RECORDS FOR THE TASK:
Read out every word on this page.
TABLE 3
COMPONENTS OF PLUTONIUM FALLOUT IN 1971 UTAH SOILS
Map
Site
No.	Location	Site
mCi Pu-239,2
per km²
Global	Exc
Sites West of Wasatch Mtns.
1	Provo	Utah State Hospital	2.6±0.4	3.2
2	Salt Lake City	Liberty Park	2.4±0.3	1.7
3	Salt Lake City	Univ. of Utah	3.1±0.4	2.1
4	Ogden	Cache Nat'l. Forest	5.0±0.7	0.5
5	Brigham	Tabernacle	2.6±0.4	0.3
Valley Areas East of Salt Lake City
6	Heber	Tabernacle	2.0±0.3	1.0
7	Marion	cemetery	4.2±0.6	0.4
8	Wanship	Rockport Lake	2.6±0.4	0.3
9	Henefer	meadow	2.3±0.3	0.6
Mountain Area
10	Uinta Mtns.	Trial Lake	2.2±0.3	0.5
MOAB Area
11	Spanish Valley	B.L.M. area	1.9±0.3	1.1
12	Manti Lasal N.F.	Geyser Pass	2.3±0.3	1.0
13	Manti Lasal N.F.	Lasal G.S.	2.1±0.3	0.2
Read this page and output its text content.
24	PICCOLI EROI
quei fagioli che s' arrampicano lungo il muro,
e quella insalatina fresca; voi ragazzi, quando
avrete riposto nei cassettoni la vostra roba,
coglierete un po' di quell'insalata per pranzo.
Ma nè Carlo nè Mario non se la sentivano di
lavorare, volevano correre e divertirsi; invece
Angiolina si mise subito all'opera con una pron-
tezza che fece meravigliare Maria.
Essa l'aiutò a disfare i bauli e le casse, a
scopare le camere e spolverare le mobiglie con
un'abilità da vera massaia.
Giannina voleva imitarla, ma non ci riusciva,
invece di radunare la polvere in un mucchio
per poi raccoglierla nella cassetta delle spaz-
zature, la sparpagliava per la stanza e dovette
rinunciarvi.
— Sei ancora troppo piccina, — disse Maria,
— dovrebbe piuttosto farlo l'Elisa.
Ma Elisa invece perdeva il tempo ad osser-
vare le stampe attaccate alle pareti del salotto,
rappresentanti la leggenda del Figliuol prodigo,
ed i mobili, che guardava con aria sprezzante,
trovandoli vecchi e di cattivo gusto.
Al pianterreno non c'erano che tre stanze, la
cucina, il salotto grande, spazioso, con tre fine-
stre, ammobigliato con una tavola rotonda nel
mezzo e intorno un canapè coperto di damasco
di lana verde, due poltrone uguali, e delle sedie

GOAL: Reproduce the listing shown above in its entirety, exactly.

FINAL ANSWER:
Read out every word on this page.
TABLE 3
COMPONENTS OF PLUTONIUM FALLOUT IN 1971 UTAH SOILS
Map
Site
No.	Location	Site
mCi Pu-239,2
per km²
Global	Exc
Sites West of Wasatch Mtns.
1	Provo	Utah State Hospital	2.6±0.4	3.2
2	Salt Lake City	Liberty Park	2.4±0.3	1.7
3	Salt Lake City	Univ. of Utah	3.1±0.4	2.1
4	Ogden	Cache Nat'l. Forest	5.0±0.7	0.5
5	Brigham	Tabernacle	2.6±0.4	0.3
Valley Areas East of Salt Lake City
6	Heber	Tabernacle	2.0±0.3	1.0
7	Marion	cemetery	4.2±0.6	0.4
8	Wanship	Rockport Lake	2.6±0.4	0.3
9	Henefer	meadow	2.3±0.3	0.6
Mountain Area
10	Uinta Mtns.	Trial Lake	2.2±0.3	0.5
MOAB Area
11	Spanish Valley	B.L.M. area	1.9±0.3	1.1
12	Manti Lasal N.F.	Geyser Pass	2.3±0.3	1.0
13	Manti Lasal N.F.	Lasal G.S.	2.1±0.3	0.2
Read this page and output its text content.
24	PICCOLI EROI
quei fagioli che s' arrampicano lungo il muro,
e quella insalatina fresca; voi ragazzi, quando
avrete riposto nei cassettoni la vostra roba,
coglierete un po' di quell'insalata per pranzo.
Ma nè Carlo nè Mario non se la sentivano di
lavorare, volevano correre e divertirsi; invece
Angiolina si mise subito all'opera con una pron-
tezza che fece meravigliare Maria.
Essa l'aiutò a disfare i bauli e le casse, a
scopare le camere e spolverare le mobiglie con
un'abilità da vera massaia.
Giannina voleva imitarla, ma non ci riusciva,
invece di radunare la polvere in un mucchio
per poi raccoglierla nella cassetta delle spaz-
zature, la sparpagliava per la stanza e dovette
rinunciarvi.
— Sei ancora troppo piccina, — disse Maria,
— dovrebbe piuttosto farlo l'Elisa.
Ma Elisa invece perdeva il tempo ad osser-
vare le stampe attaccate alle pareti del salotto,
rappresentanti la leggenda del Figliuol prodigo,
ed i mobili, che guardava con aria sprezzante,
trovandoli vecchi e di cattivo gusto.
Al pianterreno non c'erano che tre stanze, la
cucina, il salotto grande, spazioso, con tre fine-
stre, ammobigliato con una tavola rotonda nel
mezzo e intorno un canapè coperto di damasco
di lana verde, due poltrone uguali, e delle sedie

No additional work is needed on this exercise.